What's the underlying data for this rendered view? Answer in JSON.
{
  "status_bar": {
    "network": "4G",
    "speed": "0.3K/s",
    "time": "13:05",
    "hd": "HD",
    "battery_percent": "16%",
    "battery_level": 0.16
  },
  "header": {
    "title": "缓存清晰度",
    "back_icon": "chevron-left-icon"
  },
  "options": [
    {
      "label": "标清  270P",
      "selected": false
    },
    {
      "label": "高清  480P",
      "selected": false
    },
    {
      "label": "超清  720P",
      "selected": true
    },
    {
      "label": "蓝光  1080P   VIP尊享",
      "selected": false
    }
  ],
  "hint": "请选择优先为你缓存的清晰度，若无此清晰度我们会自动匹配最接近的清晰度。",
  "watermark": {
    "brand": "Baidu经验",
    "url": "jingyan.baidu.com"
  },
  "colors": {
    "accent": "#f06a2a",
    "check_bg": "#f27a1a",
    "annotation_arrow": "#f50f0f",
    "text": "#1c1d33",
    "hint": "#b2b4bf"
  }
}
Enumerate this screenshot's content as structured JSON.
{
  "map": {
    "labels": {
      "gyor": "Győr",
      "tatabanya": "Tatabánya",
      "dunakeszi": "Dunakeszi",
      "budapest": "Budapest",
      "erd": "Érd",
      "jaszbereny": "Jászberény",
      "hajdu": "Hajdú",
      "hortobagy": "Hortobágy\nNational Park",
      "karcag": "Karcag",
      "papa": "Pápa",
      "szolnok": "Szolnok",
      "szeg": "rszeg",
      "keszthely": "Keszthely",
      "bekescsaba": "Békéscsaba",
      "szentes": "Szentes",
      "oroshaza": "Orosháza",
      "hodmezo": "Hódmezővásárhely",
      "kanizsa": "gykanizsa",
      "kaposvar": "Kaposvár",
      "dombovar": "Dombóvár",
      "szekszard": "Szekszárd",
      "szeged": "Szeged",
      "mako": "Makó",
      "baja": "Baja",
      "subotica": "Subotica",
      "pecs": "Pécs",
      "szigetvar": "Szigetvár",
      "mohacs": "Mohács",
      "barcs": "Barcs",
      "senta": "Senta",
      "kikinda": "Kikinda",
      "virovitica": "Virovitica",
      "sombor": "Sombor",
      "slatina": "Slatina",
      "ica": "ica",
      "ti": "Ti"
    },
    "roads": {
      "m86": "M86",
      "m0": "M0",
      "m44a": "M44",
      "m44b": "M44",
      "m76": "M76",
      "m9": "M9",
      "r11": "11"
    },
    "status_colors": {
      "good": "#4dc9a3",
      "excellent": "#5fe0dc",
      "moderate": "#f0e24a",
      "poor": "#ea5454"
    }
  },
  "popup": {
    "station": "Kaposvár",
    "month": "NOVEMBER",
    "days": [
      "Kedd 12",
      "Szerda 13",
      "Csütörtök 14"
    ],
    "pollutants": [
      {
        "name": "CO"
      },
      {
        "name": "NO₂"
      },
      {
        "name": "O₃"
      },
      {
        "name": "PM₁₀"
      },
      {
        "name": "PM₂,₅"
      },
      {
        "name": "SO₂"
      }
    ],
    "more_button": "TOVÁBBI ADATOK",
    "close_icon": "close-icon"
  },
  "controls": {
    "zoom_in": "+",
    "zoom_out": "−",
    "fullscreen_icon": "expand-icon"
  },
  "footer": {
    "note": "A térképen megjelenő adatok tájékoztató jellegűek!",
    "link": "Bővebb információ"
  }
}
---
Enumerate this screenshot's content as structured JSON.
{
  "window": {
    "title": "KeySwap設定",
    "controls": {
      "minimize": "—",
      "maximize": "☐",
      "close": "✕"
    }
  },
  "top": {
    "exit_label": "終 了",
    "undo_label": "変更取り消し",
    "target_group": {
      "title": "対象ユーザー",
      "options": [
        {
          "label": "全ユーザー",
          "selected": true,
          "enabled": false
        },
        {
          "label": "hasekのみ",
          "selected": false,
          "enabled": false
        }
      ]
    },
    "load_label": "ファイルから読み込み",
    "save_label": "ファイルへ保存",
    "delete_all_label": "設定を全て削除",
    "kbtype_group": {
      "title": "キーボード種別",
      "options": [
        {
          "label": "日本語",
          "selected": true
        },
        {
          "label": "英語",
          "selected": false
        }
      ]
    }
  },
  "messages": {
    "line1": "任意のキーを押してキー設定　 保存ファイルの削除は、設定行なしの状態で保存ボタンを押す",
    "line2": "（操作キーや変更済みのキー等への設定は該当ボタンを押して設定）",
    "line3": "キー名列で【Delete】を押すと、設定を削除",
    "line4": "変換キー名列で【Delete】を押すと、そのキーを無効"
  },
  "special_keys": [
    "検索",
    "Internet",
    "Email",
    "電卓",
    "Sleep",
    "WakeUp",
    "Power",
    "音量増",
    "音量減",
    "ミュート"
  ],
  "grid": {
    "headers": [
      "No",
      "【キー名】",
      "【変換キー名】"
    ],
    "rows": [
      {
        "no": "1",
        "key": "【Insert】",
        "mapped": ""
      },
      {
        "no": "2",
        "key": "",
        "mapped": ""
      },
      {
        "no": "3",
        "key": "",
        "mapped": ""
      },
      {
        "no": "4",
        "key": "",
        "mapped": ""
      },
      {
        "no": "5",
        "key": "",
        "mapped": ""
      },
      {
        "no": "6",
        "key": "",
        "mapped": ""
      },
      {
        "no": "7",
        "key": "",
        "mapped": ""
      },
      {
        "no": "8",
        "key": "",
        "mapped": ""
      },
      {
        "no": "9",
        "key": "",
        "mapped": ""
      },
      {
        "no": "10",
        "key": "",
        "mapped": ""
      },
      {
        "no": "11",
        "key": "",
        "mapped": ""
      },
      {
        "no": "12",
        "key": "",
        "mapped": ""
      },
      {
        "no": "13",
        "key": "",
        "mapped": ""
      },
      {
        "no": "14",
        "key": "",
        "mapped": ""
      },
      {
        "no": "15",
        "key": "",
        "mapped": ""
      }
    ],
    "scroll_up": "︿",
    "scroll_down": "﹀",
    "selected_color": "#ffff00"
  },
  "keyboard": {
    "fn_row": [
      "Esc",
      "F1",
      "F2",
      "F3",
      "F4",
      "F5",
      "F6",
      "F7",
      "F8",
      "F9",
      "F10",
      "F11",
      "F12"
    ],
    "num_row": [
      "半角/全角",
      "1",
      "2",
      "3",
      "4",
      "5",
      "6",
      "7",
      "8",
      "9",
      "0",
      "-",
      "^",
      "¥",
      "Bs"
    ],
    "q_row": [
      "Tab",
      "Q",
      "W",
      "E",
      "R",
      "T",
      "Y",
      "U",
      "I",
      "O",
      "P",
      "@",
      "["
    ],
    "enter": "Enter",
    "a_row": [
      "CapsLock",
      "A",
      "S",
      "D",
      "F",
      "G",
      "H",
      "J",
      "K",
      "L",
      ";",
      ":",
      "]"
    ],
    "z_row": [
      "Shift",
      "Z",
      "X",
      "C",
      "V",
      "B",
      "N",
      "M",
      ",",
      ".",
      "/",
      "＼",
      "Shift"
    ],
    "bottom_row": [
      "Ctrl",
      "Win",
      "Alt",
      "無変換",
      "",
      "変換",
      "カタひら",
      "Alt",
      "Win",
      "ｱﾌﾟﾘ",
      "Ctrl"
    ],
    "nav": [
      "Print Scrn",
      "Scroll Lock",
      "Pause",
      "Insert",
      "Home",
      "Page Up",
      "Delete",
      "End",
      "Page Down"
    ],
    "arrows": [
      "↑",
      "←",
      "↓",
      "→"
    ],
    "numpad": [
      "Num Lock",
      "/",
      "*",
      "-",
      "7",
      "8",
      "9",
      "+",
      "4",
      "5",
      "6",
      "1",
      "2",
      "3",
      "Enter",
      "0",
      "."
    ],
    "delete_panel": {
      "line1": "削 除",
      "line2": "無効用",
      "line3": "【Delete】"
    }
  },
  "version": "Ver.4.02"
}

### [Exercise aim]
Pull out all lines containing the word "Kaposvár" from the entries above.

### [Output for this exercise]
      "kaposvar": "Kaposvár",
    "station": "Kaposvár",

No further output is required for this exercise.